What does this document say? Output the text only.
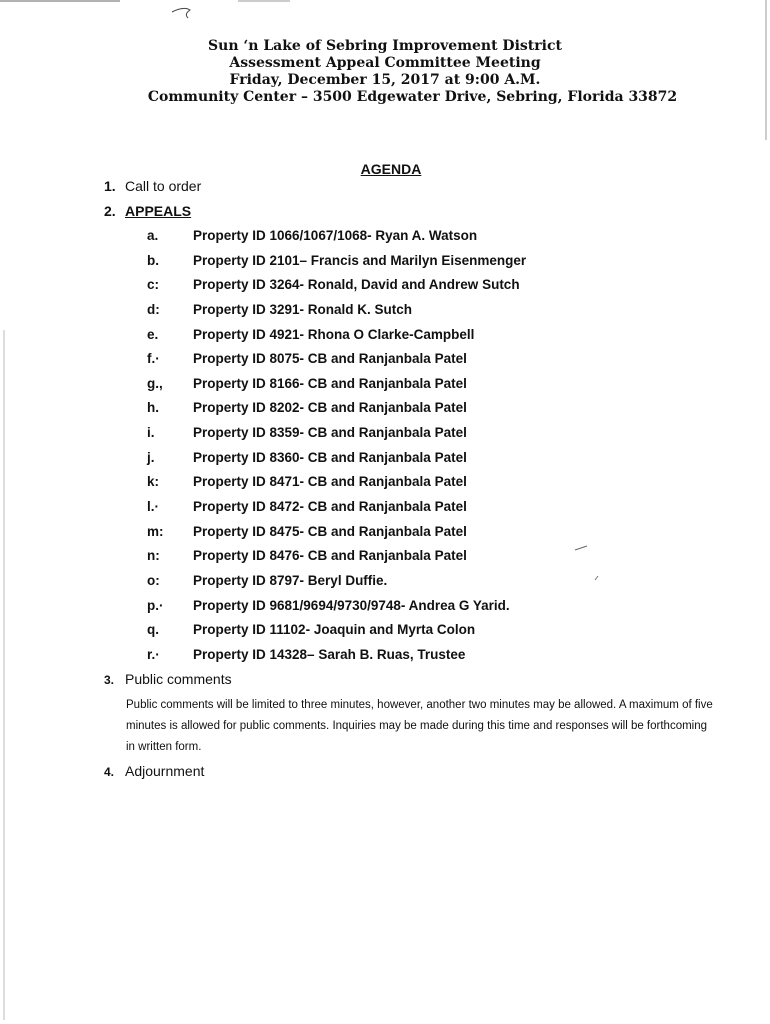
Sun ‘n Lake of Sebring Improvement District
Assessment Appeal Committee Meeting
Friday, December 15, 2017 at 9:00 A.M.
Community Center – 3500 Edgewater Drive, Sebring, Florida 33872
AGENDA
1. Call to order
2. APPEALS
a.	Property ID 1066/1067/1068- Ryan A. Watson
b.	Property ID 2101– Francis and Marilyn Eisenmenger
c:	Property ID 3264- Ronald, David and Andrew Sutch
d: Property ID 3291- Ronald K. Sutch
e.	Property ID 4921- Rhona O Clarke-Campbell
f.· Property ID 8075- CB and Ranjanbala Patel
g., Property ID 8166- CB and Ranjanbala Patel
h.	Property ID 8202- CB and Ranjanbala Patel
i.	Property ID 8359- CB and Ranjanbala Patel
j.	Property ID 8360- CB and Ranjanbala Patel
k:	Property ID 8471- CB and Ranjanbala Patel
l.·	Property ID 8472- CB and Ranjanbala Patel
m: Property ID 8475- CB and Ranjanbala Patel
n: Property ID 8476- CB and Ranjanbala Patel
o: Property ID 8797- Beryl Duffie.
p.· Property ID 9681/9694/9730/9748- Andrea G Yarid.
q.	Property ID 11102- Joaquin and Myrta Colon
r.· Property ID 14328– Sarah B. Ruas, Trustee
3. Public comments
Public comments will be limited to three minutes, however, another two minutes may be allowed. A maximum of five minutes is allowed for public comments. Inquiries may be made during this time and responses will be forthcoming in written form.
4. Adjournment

====================

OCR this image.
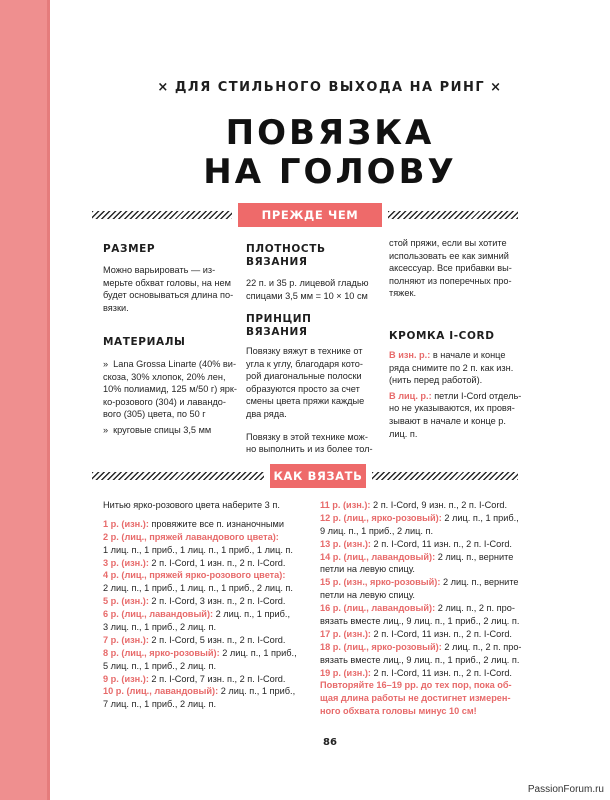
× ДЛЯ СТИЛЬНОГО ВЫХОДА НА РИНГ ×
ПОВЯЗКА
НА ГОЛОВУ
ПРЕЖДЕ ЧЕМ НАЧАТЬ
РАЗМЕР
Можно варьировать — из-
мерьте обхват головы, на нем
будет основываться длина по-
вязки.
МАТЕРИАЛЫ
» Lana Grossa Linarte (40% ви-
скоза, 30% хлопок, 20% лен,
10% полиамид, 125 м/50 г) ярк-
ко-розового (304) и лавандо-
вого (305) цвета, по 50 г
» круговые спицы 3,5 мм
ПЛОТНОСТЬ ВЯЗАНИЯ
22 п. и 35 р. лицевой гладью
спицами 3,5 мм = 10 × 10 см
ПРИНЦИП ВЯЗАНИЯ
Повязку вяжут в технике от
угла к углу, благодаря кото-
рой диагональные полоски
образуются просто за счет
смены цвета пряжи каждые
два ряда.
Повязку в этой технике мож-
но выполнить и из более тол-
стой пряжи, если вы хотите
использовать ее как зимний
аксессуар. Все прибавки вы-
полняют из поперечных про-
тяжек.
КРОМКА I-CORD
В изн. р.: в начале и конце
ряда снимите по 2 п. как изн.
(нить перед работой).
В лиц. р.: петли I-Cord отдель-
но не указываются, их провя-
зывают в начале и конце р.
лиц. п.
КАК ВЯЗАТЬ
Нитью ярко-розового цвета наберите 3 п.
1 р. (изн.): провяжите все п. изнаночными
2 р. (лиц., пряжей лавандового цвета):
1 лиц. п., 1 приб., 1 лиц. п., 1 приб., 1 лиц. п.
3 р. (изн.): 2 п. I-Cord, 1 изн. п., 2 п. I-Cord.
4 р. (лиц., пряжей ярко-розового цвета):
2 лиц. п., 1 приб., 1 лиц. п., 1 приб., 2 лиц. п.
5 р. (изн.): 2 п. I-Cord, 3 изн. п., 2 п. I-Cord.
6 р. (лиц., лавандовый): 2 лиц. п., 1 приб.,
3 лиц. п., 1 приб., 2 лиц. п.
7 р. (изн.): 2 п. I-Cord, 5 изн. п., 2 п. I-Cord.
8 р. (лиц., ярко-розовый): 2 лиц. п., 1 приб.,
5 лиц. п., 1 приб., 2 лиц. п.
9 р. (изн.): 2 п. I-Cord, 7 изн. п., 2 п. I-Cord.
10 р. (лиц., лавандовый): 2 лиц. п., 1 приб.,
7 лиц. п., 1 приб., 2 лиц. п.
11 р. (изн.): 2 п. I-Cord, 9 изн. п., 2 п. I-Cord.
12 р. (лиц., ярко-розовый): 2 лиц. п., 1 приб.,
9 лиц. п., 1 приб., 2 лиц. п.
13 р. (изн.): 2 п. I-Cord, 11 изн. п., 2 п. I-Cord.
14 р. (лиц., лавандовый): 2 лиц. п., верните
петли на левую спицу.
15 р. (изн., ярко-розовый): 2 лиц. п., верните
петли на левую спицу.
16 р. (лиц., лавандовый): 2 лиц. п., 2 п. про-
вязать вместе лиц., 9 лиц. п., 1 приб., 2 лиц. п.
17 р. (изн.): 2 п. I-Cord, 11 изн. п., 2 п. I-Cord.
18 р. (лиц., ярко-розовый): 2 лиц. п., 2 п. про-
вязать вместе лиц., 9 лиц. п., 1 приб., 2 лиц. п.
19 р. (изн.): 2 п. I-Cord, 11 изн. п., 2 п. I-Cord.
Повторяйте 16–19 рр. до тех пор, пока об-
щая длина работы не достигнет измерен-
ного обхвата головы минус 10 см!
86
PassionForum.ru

====================

### DIRECTIONS FOR THIS TASK
Return a copy of every line that includes the word "Public".

### EXERCISE RESULT
3. Public comments
Public comments will be limited to three minutes, however, another two minutes may be allowed. A maximum of five minutes is allowed for public comments. Inquiries may be made during this time and responses will be forthcoming in written form.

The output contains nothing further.